*Task directions*: Please print all of the material below, word for word.

*A run of records*:
— begin —

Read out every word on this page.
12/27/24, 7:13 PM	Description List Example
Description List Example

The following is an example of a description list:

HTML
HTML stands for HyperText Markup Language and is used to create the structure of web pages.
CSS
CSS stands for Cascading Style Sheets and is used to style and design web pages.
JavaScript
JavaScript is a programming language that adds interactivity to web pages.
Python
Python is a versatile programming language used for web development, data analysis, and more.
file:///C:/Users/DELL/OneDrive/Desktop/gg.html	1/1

— end —

*Written response*:
Read out every word on this page.
12/27/24, 7:13 PM	Description List Example
Description List Example

The following is an example of a description list:

HTML
HTML stands for HyperText Markup Language and is used to create the structure of web pages.
CSS
CSS stands for Cascading Style Sheets and is used to style and design web pages.
JavaScript
JavaScript is a programming language that adds interactivity to web pages.
Python
Python is a versatile programming language used for web development, data analysis, and more.
file:///C:/Users/DELL/OneDrive/Desktop/gg.html	1/1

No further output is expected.